Write out the whole of the material exactly.

▶ **Task material**
━━━━━━━━━━

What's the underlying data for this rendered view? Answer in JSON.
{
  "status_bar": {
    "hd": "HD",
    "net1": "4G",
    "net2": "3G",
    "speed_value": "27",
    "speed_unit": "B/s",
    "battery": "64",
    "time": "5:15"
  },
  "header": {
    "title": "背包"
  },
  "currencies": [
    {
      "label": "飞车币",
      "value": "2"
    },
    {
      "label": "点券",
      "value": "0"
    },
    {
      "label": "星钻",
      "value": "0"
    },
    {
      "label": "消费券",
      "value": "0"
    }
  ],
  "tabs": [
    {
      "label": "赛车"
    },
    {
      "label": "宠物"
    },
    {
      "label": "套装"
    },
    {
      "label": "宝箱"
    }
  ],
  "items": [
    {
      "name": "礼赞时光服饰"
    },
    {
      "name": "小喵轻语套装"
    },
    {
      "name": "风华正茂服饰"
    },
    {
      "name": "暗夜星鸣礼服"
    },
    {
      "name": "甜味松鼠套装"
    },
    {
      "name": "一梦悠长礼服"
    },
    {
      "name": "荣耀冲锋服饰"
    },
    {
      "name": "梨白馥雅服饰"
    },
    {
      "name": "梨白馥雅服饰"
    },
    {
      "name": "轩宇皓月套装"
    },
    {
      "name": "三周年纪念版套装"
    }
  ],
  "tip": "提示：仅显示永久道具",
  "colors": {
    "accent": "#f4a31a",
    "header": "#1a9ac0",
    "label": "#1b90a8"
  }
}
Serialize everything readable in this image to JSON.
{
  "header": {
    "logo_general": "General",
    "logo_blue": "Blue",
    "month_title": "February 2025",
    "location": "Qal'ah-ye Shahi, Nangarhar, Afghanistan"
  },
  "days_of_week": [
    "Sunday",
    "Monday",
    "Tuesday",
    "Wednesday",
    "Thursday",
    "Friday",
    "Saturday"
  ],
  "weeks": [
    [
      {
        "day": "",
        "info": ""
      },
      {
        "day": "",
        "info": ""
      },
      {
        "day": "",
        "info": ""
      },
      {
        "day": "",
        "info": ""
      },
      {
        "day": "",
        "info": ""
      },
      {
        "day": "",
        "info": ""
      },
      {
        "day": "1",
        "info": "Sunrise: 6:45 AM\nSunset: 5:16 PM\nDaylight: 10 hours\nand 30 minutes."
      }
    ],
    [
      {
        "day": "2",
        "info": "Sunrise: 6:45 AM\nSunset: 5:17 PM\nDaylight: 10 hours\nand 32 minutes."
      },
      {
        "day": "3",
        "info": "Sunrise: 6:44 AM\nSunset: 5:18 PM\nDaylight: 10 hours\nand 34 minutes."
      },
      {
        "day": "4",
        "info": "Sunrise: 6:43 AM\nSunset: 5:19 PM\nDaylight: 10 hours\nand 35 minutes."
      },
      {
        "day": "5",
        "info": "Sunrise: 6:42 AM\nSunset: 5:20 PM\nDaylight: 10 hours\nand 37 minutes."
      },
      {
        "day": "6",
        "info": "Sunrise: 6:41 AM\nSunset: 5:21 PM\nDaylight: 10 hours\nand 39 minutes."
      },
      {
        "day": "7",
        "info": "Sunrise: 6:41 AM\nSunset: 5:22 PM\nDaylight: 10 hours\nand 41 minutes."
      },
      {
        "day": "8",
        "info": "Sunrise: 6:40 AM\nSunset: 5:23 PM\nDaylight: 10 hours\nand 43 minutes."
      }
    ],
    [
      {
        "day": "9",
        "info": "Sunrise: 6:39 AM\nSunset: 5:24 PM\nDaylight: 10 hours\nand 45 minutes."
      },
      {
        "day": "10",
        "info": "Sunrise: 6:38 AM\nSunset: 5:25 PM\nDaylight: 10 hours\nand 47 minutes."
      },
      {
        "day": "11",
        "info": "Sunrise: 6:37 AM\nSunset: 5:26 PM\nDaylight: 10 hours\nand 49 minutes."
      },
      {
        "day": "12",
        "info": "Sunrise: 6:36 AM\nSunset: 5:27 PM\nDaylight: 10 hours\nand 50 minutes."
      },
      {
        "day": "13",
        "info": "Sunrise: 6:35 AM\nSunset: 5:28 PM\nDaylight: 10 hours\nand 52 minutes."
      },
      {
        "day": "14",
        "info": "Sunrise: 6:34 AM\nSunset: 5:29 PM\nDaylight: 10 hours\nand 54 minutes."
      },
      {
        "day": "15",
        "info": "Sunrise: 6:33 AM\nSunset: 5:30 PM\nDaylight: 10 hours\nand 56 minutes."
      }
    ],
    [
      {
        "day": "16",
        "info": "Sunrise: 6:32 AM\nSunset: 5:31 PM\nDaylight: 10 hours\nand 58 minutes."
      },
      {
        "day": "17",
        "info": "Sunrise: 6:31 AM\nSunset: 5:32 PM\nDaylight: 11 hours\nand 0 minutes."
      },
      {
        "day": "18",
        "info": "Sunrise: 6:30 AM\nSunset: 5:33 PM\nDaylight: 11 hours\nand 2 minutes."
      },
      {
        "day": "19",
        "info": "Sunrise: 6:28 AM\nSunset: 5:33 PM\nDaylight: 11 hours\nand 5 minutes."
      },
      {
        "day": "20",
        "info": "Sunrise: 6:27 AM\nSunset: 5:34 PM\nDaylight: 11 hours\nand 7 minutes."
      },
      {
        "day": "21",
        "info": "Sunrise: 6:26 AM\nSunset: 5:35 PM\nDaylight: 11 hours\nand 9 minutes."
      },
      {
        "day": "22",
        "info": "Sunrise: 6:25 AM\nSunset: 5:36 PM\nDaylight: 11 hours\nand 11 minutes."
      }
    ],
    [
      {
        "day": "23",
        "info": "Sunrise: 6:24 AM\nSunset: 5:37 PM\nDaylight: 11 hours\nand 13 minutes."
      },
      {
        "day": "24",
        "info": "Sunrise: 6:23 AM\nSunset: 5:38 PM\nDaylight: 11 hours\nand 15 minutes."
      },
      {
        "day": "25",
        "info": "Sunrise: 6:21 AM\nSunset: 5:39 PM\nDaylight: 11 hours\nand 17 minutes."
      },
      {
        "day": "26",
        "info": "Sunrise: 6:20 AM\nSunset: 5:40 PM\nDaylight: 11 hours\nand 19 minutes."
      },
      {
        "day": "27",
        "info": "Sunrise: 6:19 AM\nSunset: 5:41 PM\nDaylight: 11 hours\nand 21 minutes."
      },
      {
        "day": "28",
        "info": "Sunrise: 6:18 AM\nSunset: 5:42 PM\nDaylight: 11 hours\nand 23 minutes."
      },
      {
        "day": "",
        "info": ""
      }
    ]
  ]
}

━━━━━━━━━━

▶ **Reply to the exercise**
What's the underlying data for this rendered view? Answer in JSON.
{
  "status_bar": {
    "hd": "HD",
    "net1": "4G",
    "net2": "3G",
    "speed_value": "27",
    "speed_unit": "B/s",
    "battery": "64",
    "time": "5:15"
  },
  "header": {
    "title": "背包"
  },
  "currencies": [
    {
      "label": "飞车币",
      "value": "2"
    },
    {
      "label": "点券",
      "value": "0"
    },
    {
      "label": "星钻",
      "value": "0"
    },
    {
      "label": "消费券",
      "value": "0"
    }
  ],
  "tabs": [
    {
      "label": "赛车"
    },
    {
      "label": "宠物"
    },
    {
      "label": "套装"
    },
    {
      "label": "宝箱"
    }
  ],
  "items": [
    {
      "name": "礼赞时光服饰"
    },
    {
      "name": "小喵轻语套装"
    },
    {
      "name": "风华正茂服饰"
    },
    {
      "name": "暗夜星鸣礼服"
    },
    {
      "name": "甜味松鼠套装"
    },
    {
      "name": "一梦悠长礼服"
    },
    {
      "name": "荣耀冲锋服饰"
    },
    {
      "name": "梨白馥雅服饰"
    },
    {
      "name": "梨白馥雅服饰"
    },
    {
      "name": "轩宇皓月套装"
    },
    {
      "name": "三周年纪念版套装"
    }
  ],
  "tip": "提示：仅显示永久道具",
  "colors": {
    "accent": "#f4a31a",
    "header": "#1a9ac0",
    "label": "#1b90a8"
  }
}
Serialize everything readable in this image to JSON.
{
  "header": {
    "logo_general": "General",
    "logo_blue": "Blue",
    "month_title": "February 2025",
    "location": "Qal'ah-ye Shahi, Nangarhar, Afghanistan"
  },
  "days_of_week": [
    "Sunday",
    "Monday",
    "Tuesday",
    "Wednesday",
    "Thursday",
    "Friday",
    "Saturday"
  ],
  "weeks": [
    [
      {
        "day": "",
        "info": ""
      },
      {
        "day": "",
        "info": ""
      },
      {
        "day": "",
        "info": ""
      },
      {
        "day": "",
        "info": ""
      },
      {
        "day": "",
        "info": ""
      },
      {
        "day": "",
        "info": ""
      },
      {
        "day": "1",
        "info": "Sunrise: 6:45 AM\nSunset: 5:16 PM\nDaylight: 10 hours\nand 30 minutes."
      }
    ],
    [
      {
        "day": "2",
        "info": "Sunrise: 6:45 AM\nSunset: 5:17 PM\nDaylight: 10 hours\nand 32 minutes."
      },
      {
        "day": "3",
        "info": "Sunrise: 6:44 AM\nSunset: 5:18 PM\nDaylight: 10 hours\nand 34 minutes."
      },
      {
        "day": "4",
        "info": "Sunrise: 6:43 AM\nSunset: 5:19 PM\nDaylight: 10 hours\nand 35 minutes."
      },
      {
        "day": "5",
        "info": "Sunrise: 6:42 AM\nSunset: 5:20 PM\nDaylight: 10 hours\nand 37 minutes."
      },
      {
        "day": "6",
        "info": "Sunrise: 6:41 AM\nSunset: 5:21 PM\nDaylight: 10 hours\nand 39 minutes."
      },
      {
        "day": "7",
        "info": "Sunrise: 6:41 AM\nSunset: 5:22 PM\nDaylight: 10 hours\nand 41 minutes."
      },
      {
        "day": "8",
        "info": "Sunrise: 6:40 AM\nSunset: 5:23 PM\nDaylight: 10 hours\nand 43 minutes."
      }
    ],
    [
      {
        "day": "9",
        "info": "Sunrise: 6:39 AM\nSunset: 5:24 PM\nDaylight: 10 hours\nand 45 minutes."
      },
      {
        "day": "10",
        "info": "Sunrise: 6:38 AM\nSunset: 5:25 PM\nDaylight: 10 hours\nand 47 minutes."
      },
      {
        "day": "11",
        "info": "Sunrise: 6:37 AM\nSunset: 5:26 PM\nDaylight: 10 hours\nand 49 minutes."
      },
      {
        "day": "12",
        "info": "Sunrise: 6:36 AM\nSunset: 5:27 PM\nDaylight: 10 hours\nand 50 minutes."
      },
      {
        "day": "13",
        "info": "Sunrise: 6:35 AM\nSunset: 5:28 PM\nDaylight: 10 hours\nand 52 minutes."
      },
      {
        "day": "14",
        "info": "Sunrise: 6:34 AM\nSunset: 5:29 PM\nDaylight: 10 hours\nand 54 minutes."
      },
      {
        "day": "15",
        "info": "Sunrise: 6:33 AM\nSunset: 5:30 PM\nDaylight: 10 hours\nand 56 minutes."
      }
    ],
    [
      {
        "day": "16",
        "info": "Sunrise: 6:32 AM\nSunset: 5:31 PM\nDaylight: 10 hours\nand 58 minutes."
      },
      {
        "day": "17",
        "info": "Sunrise: 6:31 AM\nSunset: 5:32 PM\nDaylight: 11 hours\nand 0 minutes."
      },
      {
        "day": "18",
        "info": "Sunrise: 6:30 AM\nSunset: 5:33 PM\nDaylight: 11 hours\nand 2 minutes."
      },
      {
        "day": "19",
        "info": "Sunrise: 6:28 AM\nSunset: 5:33 PM\nDaylight: 11 hours\nand 5 minutes."
      },
      {
        "day": "20",
        "info": "Sunrise: 6:27 AM\nSunset: 5:34 PM\nDaylight: 11 hours\nand 7 minutes."
      },
      {
        "day": "21",
        "info": "Sunrise: 6:26 AM\nSunset: 5:35 PM\nDaylight: 11 hours\nand 9 minutes."
      },
      {
        "day": "22",
        "info": "Sunrise: 6:25 AM\nSunset: 5:36 PM\nDaylight: 11 hours\nand 11 minutes."
      }
    ],
    [
      {
        "day": "23",
        "info": "Sunrise: 6:24 AM\nSunset: 5:37 PM\nDaylight: 11 hours\nand 13 minutes."
      },
      {
        "day": "24",
        "info": "Sunrise: 6:23 AM\nSunset: 5:38 PM\nDaylight: 11 hours\nand 15 minutes."
      },
      {
        "day": "25",
        "info": "Sunrise: 6:21 AM\nSunset: 5:39 PM\nDaylight: 11 hours\nand 17 minutes."
      },
      {
        "day": "26",
        "info": "Sunrise: 6:20 AM\nSunset: 5:40 PM\nDaylight: 11 hours\nand 19 minutes."
      },
      {
        "day": "27",
        "info": "Sunrise: 6:19 AM\nSunset: 5:41 PM\nDaylight: 11 hours\nand 21 minutes."
      },
      {
        "day": "28",
        "info": "Sunrise: 6:18 AM\nSunset: 5:42 PM\nDaylight: 11 hours\nand 23 minutes."
      },
      {
        "day": "",
        "info": ""
      }
    ]
  ]
}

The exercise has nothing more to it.